• Exercise aim: All records, minus the pictures: write them out exactly.
-----
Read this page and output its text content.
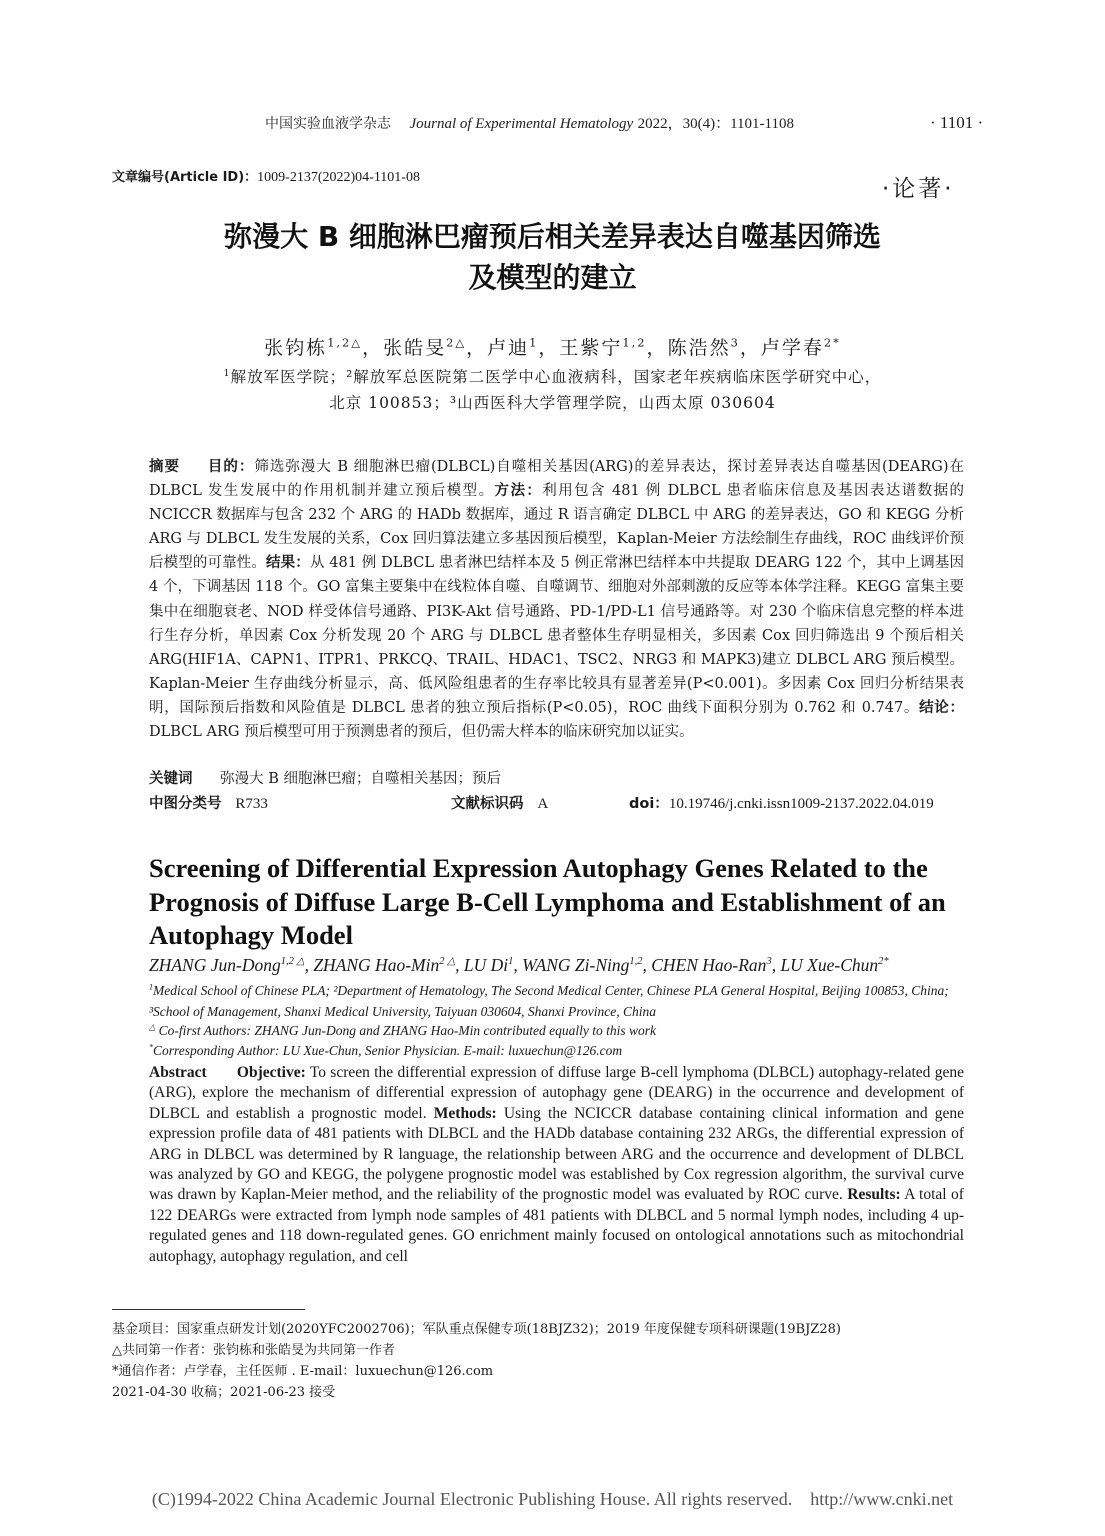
中国实验血液学杂志 Journal of Experimental Hematology 2022，30(4)：1101-1108	· 1101 ·
文章编号(Article ID)：1009-2137(2022)04-1101-08	·论著·
弥漫大 B 细胞淋巴瘤预后相关差异表达自噬基因筛选
及模型的建立
张钧栋$^{1,2\triangle}$，张皓旻$^{2\triangle}$，卢迪$^1$，王紫宁$^{1,2}$，陈浩然$^3$，卢学春$^{2*}$
$^1$解放军医学院；²解放军总医院第二医学中心血液病科，国家老年疾病临床医学研究中心，
北京 100853；³山西医科大学管理学院，山西太原 030604
摘要 目的：筛选弥漫大 B 细胞淋巴瘤(DLBCL)自噬相关基因(ARG)的差异表达，探讨差异表达自噬基因(DEARG)在 DLBCL 发生发展中的作用机制并建立预后模型。方法：利用包含 481 例 DLBCL 患者临床信息及基因表达谱数据的 NCICCR 数据库与包含 232 个 ARG 的 HADb 数据库，通过 R 语言确定 DLBCL 中 ARG 的差异表达，GO 和 KEGG 分析 ARG 与 DLBCL 发生发展的关系，Cox 回归算法建立多基因预后模型，Kaplan-Meier 方法绘制生存曲线，ROC 曲线评价预后模型的可靠性。结果：从 481 例 DLBCL 患者淋巴结样本及 5 例正常淋巴结样本中共提取 DEARG 122 个，其中上调基因 4 个，下调基因 118 个。GO 富集主要集中在线粒体自噬、自噬调节、细胞对外部刺激的反应等本体学注释。KEGG 富集主要集中在细胞衰老、NOD 样受体信号通路、PI3K-Akt 信号通路、PD-1/PD-L1 信号通路等。对 230 个临床信息完整的样本进行生存分析，单因素 Cox 分析发现 20 个 ARG 与 DLBCL 患者整体生存明显相关，多因素 Cox 回归筛选出 9 个预后相关 ARG(HIF1A、CAPN1、ITPR1、PRKCQ、TRAIL、HDAC1、TSC2、NRG3 和 MAPK3)建立 DLBCL ARG 预后模型。Kaplan-Meier 生存曲线分析显示，高、低风险组患者的生存率比较具有显著差异(P<0.001)。多因素 Cox 回归分析结果表明，国际预后指数和风险值是 DLBCL 患者的独立预后指标(P<0.05)，ROC 曲线下面积分别为 0.762 和 0.747。结论：DLBCL ARG 预后模型可用于预测患者的预后，但仍需大样本的临床研究加以证实。
关键词 弥漫大 B 细胞淋巴瘤；自噬相关基因；预后
中图分类号 R733	文献标识码 A	doi：10.19746/j.cnki.issn1009-2137.2022.04.019
Screening of Differential Expression Autophagy Genes Related to the Prognosis of Diffuse Large B-Cell Lymphoma and Establishment of an Autophagy Model
ZHANG Jun-Dong$^{1,2 \triangle}$, ZHANG Hao-Min$^{2 \triangle}$, LU Di$^1$, WANG Zi-Ning$^{1,2}$, CHEN Hao-Ran$^3$, LU Xue-Chun$^{2*}$
$^1$Medical School of Chinese PLA; ²Department of Hematology, The Second Medical Center, Chinese PLA General Hospital, Beijing 100853, China; ³School of Management, Shanxi Medical University, Taiyuan 030604, Shanxi Province, China
△ Co-first Authors: ZHANG Jun-Dong and ZHANG Hao-Min contributed equally to this work
*Corresponding Author: LU Xue-Chun, Senior Physician. E-mail: luxuechun@126.com
Abstract Objective: To screen the differential expression of diffuse large B-cell lymphoma (DLBCL) autophagy-related gene (ARG), explore the mechanism of differential expression of autophagy gene (DEARG) in the occurrence and development of DLBCL and establish a prognostic model. Methods: Using the NCICCR database containing clinical information and gene expression profile data of 481 patients with DLBCL and the HADb database containing 232 ARGs, the differential expression of ARG in DLBCL was determined by R language, the relationship between ARG and the occurrence and development of DLBCL was analyzed by GO and KEGG, the polygene prognostic model was established by Cox regression algorithm, the survival curve was drawn by Kaplan-Meier method, and the reliability of the prognostic model was evaluated by ROC curve. Results: A total of 122 DEARGs were extracted from lymph node samples of 481 patients with DLBCL and 5 normal lymph nodes, including 4 up-regulated genes and 118 down-regulated genes. GO enrichment mainly focused on ontological annotations such as mitochondrial autophagy, autophagy regulation, and cell
基金项目：国家重点研发计划(2020YFC2002706)；军队重点保健专项(18BJZ32)；2019 年度保健专项科研课题(19BJZ28)
△共同第一作者：张钧栋和张皓旻为共同第一作者
*通信作者：卢学春，主任医师 . E-mail：luxuechun@126.com
2021-04-30 收稿；2021-06-23 接受
(C)1994-2022 China Academic Journal Electronic Publishing House. All rights reserved.    http://www.cnki.net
-----
• Output for this exercise:
Read this page and output its text content.
中国实验血液学杂志 Journal of Experimental Hematology 2022，30(4)：1101-1108	· 1101 ·
文章编号(Article ID)：1009-2137(2022)04-1101-08	·论著·
弥漫大 B 细胞淋巴瘤预后相关差异表达自噬基因筛选
及模型的建立
张钧栋$^{1,2\triangle}$，张皓旻$^{2\triangle}$，卢迪$^1$，王紫宁$^{1,2}$，陈浩然$^3$，卢学春$^{2*}$
$^1$解放军医学院；²解放军总医院第二医学中心血液病科，国家老年疾病临床医学研究中心，
北京 100853；³山西医科大学管理学院，山西太原 030604
摘要 目的：筛选弥漫大 B 细胞淋巴瘤(DLBCL)自噬相关基因(ARG)的差异表达，探讨差异表达自噬基因(DEARG)在 DLBCL 发生发展中的作用机制并建立预后模型。方法：利用包含 481 例 DLBCL 患者临床信息及基因表达谱数据的 NCICCR 数据库与包含 232 个 ARG 的 HADb 数据库，通过 R 语言确定 DLBCL 中 ARG 的差异表达，GO 和 KEGG 分析 ARG 与 DLBCL 发生发展的关系，Cox 回归算法建立多基因预后模型，Kaplan-Meier 方法绘制生存曲线，ROC 曲线评价预后模型的可靠性。结果：从 481 例 DLBCL 患者淋巴结样本及 5 例正常淋巴结样本中共提取 DEARG 122 个，其中上调基因 4 个，下调基因 118 个。GO 富集主要集中在线粒体自噬、自噬调节、细胞对外部刺激的反应等本体学注释。KEGG 富集主要集中在细胞衰老、NOD 样受体信号通路、PI3K-Akt 信号通路、PD-1/PD-L1 信号通路等。对 230 个临床信息完整的样本进行生存分析，单因素 Cox 分析发现 20 个 ARG 与 DLBCL 患者整体生存明显相关，多因素 Cox 回归筛选出 9 个预后相关 ARG(HIF1A、CAPN1、ITPR1、PRKCQ、TRAIL、HDAC1、TSC2、NRG3 和 MAPK3)建立 DLBCL ARG 预后模型。Kaplan-Meier 生存曲线分析显示，高、低风险组患者的生存率比较具有显著差异(P<0.001)。多因素 Cox 回归分析结果表明，国际预后指数和风险值是 DLBCL 患者的独立预后指标(P<0.05)，ROC 曲线下面积分别为 0.762 和 0.747。结论：DLBCL ARG 预后模型可用于预测患者的预后，但仍需大样本的临床研究加以证实。
关键词 弥漫大 B 细胞淋巴瘤；自噬相关基因；预后
中图分类号 R733	文献标识码 A	doi：10.19746/j.cnki.issn1009-2137.2022.04.019
Screening of Differential Expression Autophagy Genes Related to the Prognosis of Diffuse Large B-Cell Lymphoma and Establishment of an Autophagy Model
ZHANG Jun-Dong$^{1,2 \triangle}$, ZHANG Hao-Min$^{2 \triangle}$, LU Di$^1$, WANG Zi-Ning$^{1,2}$, CHEN Hao-Ran$^3$, LU Xue-Chun$^{2*}$
$^1$Medical School of Chinese PLA; ²Department of Hematology, The Second Medical Center, Chinese PLA General Hospital, Beijing 100853, China; ³School of Management, Shanxi Medical University, Taiyuan 030604, Shanxi Province, China
△ Co-first Authors: ZHANG Jun-Dong and ZHANG Hao-Min contributed equally to this work
*Corresponding Author: LU Xue-Chun, Senior Physician. E-mail: luxuechun@126.com
Abstract Objective: To screen the differential expression of diffuse large B-cell lymphoma (DLBCL) autophagy-related gene (ARG), explore the mechanism of differential expression of autophagy gene (DEARG) in the occurrence and development of DLBCL and establish a prognostic model. Methods: Using the NCICCR database containing clinical information and gene expression profile data of 481 patients with DLBCL and the HADb database containing 232 ARGs, the differential expression of ARG in DLBCL was determined by R language, the relationship between ARG and the occurrence and development of DLBCL was analyzed by GO and KEGG, the polygene prognostic model was established by Cox regression algorithm, the survival curve was drawn by Kaplan-Meier method, and the reliability of the prognostic model was evaluated by ROC curve. Results: A total of 122 DEARGs were extracted from lymph node samples of 481 patients with DLBCL and 5 normal lymph nodes, including 4 up-regulated genes and 118 down-regulated genes. GO enrichment mainly focused on ontological annotations such as mitochondrial autophagy, autophagy regulation, and cell
基金项目：国家重点研发计划(2020YFC2002706)；军队重点保健专项(18BJZ32)；2019 年度保健专项科研课题(19BJZ28)
△共同第一作者：张钧栋和张皓旻为共同第一作者
*通信作者：卢学春，主任医师 . E-mail：luxuechun@126.com
2021-04-30 收稿；2021-06-23 接受
(C)1994-2022 China Academic Journal Electronic Publishing House. All rights reserved.    http://www.cnki.net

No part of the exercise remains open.